TASK STATEMENT: Go through the listing below and list every line with "color".

Chart and figure data:
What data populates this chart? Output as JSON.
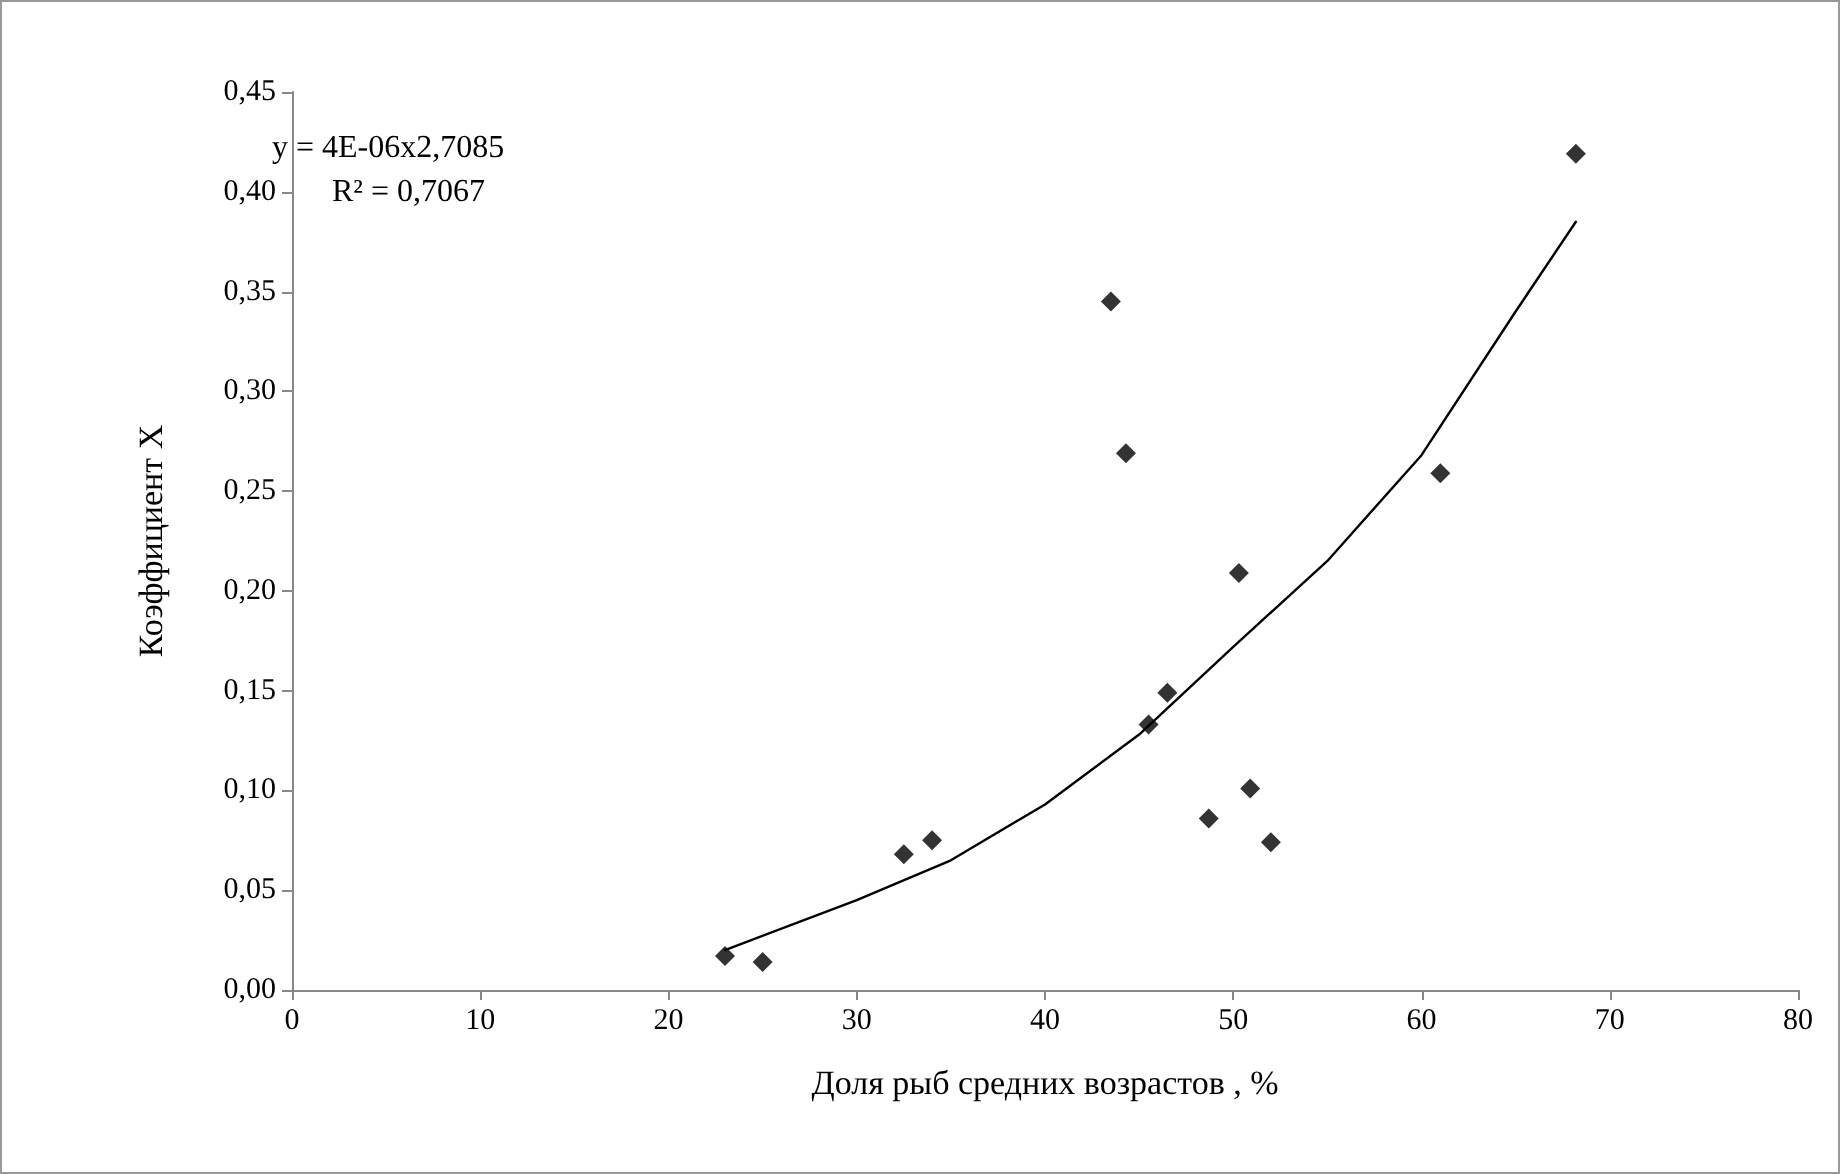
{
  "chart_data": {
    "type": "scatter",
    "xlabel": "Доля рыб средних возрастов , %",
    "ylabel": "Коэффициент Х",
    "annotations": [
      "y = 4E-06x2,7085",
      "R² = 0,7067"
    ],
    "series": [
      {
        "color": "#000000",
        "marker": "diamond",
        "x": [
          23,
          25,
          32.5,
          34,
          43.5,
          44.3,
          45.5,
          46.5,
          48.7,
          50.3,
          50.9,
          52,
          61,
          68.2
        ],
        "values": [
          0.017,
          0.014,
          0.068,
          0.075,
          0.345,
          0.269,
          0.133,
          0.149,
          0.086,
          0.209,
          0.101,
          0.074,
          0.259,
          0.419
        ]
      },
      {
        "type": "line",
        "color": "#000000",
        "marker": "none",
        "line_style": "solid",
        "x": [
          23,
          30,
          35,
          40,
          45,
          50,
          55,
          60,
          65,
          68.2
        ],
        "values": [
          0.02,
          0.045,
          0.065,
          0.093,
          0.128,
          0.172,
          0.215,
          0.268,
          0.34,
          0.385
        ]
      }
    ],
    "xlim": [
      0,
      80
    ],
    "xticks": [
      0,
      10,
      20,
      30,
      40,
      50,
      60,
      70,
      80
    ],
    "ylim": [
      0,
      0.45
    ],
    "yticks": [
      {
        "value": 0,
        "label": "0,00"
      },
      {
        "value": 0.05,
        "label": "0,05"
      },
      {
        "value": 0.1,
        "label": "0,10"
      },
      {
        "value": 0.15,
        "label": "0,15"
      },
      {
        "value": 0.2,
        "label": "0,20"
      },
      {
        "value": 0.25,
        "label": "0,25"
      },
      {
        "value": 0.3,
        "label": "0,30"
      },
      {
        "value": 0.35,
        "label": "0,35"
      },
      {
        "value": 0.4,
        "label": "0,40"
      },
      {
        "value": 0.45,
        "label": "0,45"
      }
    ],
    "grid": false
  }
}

...

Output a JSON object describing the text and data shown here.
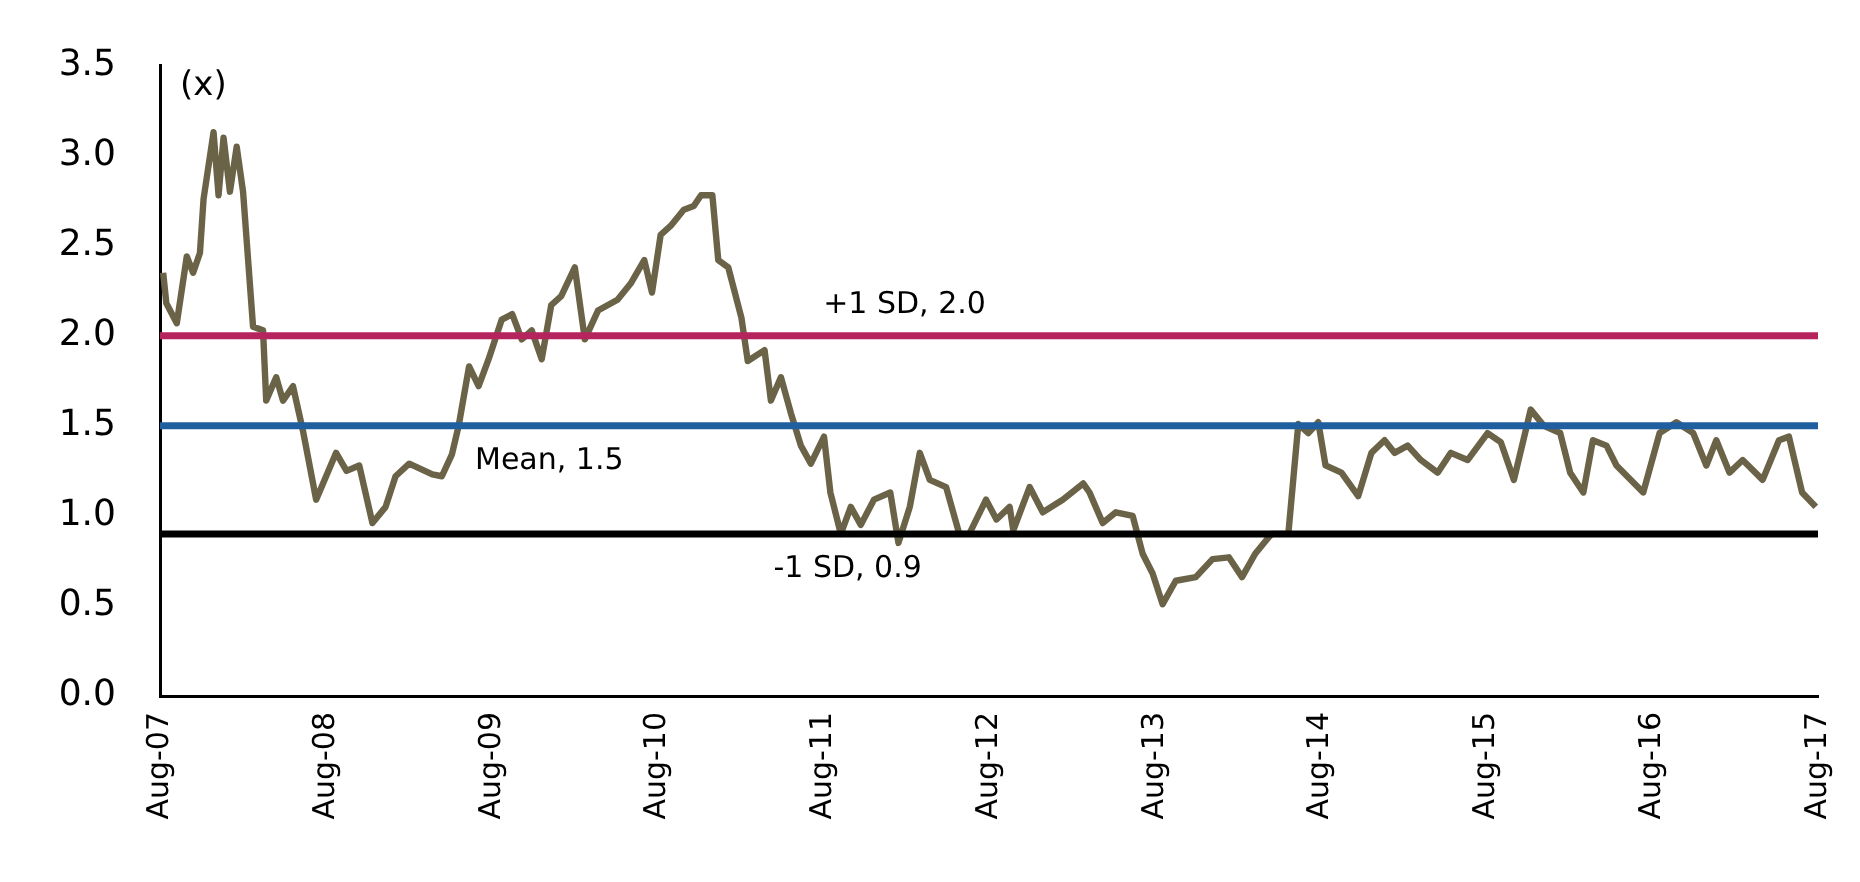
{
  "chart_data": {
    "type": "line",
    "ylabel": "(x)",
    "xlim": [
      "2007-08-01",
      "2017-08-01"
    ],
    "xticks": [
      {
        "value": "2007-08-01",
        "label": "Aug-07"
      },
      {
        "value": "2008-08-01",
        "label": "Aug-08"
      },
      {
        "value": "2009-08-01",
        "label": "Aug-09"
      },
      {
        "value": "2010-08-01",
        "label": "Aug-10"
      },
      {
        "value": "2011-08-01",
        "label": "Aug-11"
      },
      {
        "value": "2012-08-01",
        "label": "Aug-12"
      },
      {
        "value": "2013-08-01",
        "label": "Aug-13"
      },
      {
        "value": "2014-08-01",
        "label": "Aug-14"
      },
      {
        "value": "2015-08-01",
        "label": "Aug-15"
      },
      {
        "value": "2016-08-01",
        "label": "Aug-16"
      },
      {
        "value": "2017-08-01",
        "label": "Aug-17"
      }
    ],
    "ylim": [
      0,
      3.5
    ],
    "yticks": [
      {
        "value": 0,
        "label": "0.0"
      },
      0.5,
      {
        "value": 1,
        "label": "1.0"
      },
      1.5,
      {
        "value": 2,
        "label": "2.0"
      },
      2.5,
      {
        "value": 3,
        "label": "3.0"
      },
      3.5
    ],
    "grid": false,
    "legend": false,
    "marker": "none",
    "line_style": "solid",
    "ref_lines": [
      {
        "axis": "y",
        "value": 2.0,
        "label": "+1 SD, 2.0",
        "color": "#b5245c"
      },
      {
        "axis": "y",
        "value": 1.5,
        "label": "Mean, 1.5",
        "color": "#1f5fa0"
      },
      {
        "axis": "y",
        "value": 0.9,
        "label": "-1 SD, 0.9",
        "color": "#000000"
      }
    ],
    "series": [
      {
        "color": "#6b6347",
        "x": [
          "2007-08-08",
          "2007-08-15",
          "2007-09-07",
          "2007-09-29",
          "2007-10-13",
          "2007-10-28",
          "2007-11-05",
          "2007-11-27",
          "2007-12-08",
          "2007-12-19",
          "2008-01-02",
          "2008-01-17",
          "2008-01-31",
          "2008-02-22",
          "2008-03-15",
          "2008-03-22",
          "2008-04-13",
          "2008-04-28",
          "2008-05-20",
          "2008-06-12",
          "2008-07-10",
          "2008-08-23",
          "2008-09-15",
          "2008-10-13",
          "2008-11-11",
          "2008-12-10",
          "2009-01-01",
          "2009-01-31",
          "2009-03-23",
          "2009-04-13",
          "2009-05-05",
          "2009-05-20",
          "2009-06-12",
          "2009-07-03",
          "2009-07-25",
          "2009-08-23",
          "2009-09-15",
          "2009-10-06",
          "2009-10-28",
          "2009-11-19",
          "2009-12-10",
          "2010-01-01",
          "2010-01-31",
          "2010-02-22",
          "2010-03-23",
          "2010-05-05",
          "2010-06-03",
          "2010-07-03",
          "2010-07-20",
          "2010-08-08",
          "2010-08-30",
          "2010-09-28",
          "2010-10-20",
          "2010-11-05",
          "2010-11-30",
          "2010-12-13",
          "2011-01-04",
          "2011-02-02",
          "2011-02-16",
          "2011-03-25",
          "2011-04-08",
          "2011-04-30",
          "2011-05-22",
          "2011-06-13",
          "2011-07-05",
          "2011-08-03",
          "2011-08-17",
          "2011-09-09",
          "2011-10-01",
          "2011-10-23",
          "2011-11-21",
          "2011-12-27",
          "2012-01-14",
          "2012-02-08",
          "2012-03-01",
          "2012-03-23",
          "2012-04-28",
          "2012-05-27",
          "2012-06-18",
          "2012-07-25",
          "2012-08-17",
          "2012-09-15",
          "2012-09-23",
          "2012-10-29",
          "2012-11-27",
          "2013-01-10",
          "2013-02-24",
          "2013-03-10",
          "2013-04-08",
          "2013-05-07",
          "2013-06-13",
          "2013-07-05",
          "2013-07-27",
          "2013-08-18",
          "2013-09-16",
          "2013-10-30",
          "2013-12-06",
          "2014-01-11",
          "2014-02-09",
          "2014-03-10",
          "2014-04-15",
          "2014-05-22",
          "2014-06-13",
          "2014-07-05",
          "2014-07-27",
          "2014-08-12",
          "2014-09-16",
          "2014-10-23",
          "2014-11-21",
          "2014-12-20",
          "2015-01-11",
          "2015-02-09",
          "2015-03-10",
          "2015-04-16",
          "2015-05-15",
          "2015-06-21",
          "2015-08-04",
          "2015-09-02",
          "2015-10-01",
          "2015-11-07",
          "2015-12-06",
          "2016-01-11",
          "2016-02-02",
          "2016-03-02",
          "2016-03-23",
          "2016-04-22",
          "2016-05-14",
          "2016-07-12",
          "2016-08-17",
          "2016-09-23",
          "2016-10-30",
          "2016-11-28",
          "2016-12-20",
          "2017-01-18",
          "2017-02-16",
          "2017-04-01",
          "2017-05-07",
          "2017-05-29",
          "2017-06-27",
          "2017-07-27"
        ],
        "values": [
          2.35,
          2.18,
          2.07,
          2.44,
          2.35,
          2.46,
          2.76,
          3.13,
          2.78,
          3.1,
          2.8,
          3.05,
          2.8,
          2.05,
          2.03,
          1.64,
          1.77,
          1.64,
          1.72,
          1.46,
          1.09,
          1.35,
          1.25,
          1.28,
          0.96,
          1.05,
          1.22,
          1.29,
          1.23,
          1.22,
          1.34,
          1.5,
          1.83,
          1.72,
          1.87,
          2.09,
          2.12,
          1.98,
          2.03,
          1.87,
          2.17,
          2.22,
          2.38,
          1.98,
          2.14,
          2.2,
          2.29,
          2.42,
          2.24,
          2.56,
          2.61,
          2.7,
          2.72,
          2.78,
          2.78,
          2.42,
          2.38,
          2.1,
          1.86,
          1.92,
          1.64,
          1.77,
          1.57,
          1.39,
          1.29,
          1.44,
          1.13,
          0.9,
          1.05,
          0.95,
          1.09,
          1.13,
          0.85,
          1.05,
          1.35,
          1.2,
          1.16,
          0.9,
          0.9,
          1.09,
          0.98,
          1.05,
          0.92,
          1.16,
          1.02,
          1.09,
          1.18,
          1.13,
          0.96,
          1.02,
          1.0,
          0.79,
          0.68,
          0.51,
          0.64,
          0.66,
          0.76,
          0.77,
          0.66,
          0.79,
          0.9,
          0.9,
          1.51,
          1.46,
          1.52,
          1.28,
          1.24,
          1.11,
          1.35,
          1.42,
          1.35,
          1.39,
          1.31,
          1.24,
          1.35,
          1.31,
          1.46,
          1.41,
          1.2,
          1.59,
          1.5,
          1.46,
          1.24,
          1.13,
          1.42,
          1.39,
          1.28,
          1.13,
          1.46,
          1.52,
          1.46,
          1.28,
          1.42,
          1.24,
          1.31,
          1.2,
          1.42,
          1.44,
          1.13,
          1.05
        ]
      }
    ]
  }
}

ANSWER FOR THE TASK:
        "color": "#000000",
        "color": "#000000",
        "color": "#b5245c"
        "color": "#1f5fa0"
        "color": "#000000"
        "color": "#6b6347",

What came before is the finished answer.